EXERCISE GOAL: Without the pictures, give the entries below again exactly as written.

(Collected data)

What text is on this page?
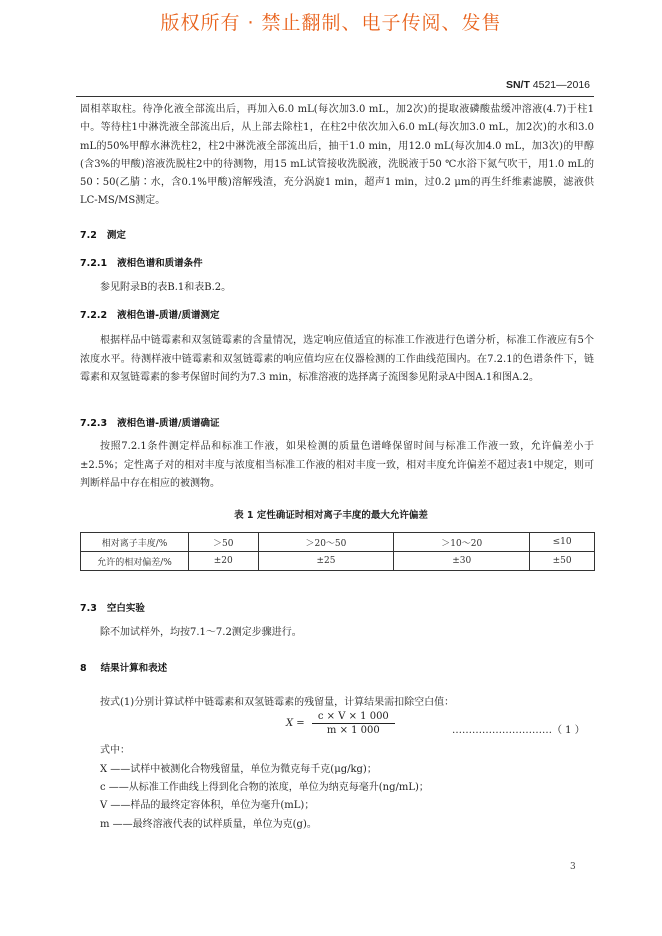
版权所有 · 禁止翻制、电子传阅、发售
SN/T 4521—2016
固相萃取柱。待净化液全部流出后，再加入6.0 mL(每次加3.0 mL，加2次)的提取液磷酸盐缓冲溶液(4.7)于柱1中。等待柱1中淋洗液全部流出后，从上部去除柱1，在柱2中依次加入6.0 mL(每次加3.0 mL，加2次)的水和3.0 mL的50%甲醇水淋洗柱2，柱2中淋洗液全部流出后，抽干1.0 min，用12.0 mL(每次加4.0 mL，加3次)的甲醇(含3%的甲酸)溶液洗脱柱2中的待测物，用15 mL试管接收洗脱液，洗脱液于50 ℃水浴下氮气吹干，用1.0 mL的50∶50(乙腈∶水，含0.1%甲酸)溶解残渣，充分涡旋1 min，超声1 min，过0.2 μm的再生纤维素滤膜，滤液供LC-MS/MS测定。
7.2 测定
7.2.1 液相色谱和质谱条件
参见附录B的表B.1和表B.2。
7.2.2 液相色谱-质谱/质谱测定
根据样品中链霉素和双氢链霉素的含量情况，选定响应值适宜的标准工作液进行色谱分析，标准工作液应有5个浓度水平。待测样液中链霉素和双氢链霉素的响应值均应在仪器检测的工作曲线范围内。在7.2.1的色谱条件下，链霉素和双氢链霉素的参考保留时间约为7.3 min，标准溶液的选择离子流图参见附录A中图A.1和图A.2。
7.2.3 液相色谱-质谱/质谱确证
按照7.2.1条件测定样品和标准工作液，如果检测的质量色谱峰保留时间与标准工作液一致，允许偏差小于±2.5%；定性离子对的相对丰度与浓度相当标准工作液的相对丰度一致，相对丰度允许偏差不超过表1中规定，则可判断样品中存在相应的被测物。
表 1 定性确证时相对离子丰度的最大允许偏差
相对离子丰度/%	＞50	＞20～50	＞10～20	≤10
允许的相对偏差/%	±20	±25	±30	±50
7.3 空白实验
除不加试样外，均按7.1～7.2测定步骤进行。
8 结果计算和表述
按式(1)分别计算试样中链霉素和双氢链霉素的残留量，计算结果需扣除空白值：
$X = \frac{c \times V \times 1 000}{m \times 1 000}$	…………………………（ 1 ）
式中：
X ——试样中被测化合物残留量，单位为微克每千克(μg/kg)；
c ——从标准工作曲线上得到化合物的浓度，单位为纳克每毫升(ng/mL)；
V ——样品的最终定容体积，单位为毫升(mL)；
m ——最终溶液代表的试样质量，单位为克(g)。
3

TASK OUTPUT:
What text is on this page?
版权所有 · 禁止翻制、电子传阅、发售
SN/T 4521—2016
固相萃取柱。待净化液全部流出后，再加入6.0 mL(每次加3.0 mL，加2次)的提取液磷酸盐缓冲溶液(4.7)于柱1中。等待柱1中淋洗液全部流出后，从上部去除柱1，在柱2中依次加入6.0 mL(每次加3.0 mL，加2次)的水和3.0 mL的50%甲醇水淋洗柱2，柱2中淋洗液全部流出后，抽干1.0 min，用12.0 mL(每次加4.0 mL，加3次)的甲醇(含3%的甲酸)溶液洗脱柱2中的待测物，用15 mL试管接收洗脱液，洗脱液于50 ℃水浴下氮气吹干，用1.0 mL的50∶50(乙腈∶水，含0.1%甲酸)溶解残渣，充分涡旋1 min，超声1 min，过0.2 μm的再生纤维素滤膜，滤液供LC-MS/MS测定。
7.2 测定
7.2.1 液相色谱和质谱条件
参见附录B的表B.1和表B.2。
7.2.2 液相色谱-质谱/质谱测定
根据样品中链霉素和双氢链霉素的含量情况，选定响应值适宜的标准工作液进行色谱分析，标准工作液应有5个浓度水平。待测样液中链霉素和双氢链霉素的响应值均应在仪器检测的工作曲线范围内。在7.2.1的色谱条件下，链霉素和双氢链霉素的参考保留时间约为7.3 min，标准溶液的选择离子流图参见附录A中图A.1和图A.2。
7.2.3 液相色谱-质谱/质谱确证
按照7.2.1条件测定样品和标准工作液，如果检测的质量色谱峰保留时间与标准工作液一致，允许偏差小于±2.5%；定性离子对的相对丰度与浓度相当标准工作液的相对丰度一致，相对丰度允许偏差不超过表1中规定，则可判断样品中存在相应的被测物。
表 1 定性确证时相对离子丰度的最大允许偏差
相对离子丰度/%	＞50	＞20～50	＞10～20	≤10
允许的相对偏差/%	±20	±25	±30	±50
7.3 空白实验
除不加试样外，均按7.1～7.2测定步骤进行。
8 结果计算和表述
按式(1)分别计算试样中链霉素和双氢链霉素的残留量，计算结果需扣除空白值：
$X = \frac{c \times V \times 1 000}{m \times 1 000}$	…………………………（ 1 ）
式中：
X ——试样中被测化合物残留量，单位为微克每千克(μg/kg)；
c ——从标准工作曲线上得到化合物的浓度，单位为纳克每毫升(ng/mL)；
V ——样品的最终定容体积，单位为毫升(mL)；
m ——最终溶液代表的试样质量，单位为克(g)。
3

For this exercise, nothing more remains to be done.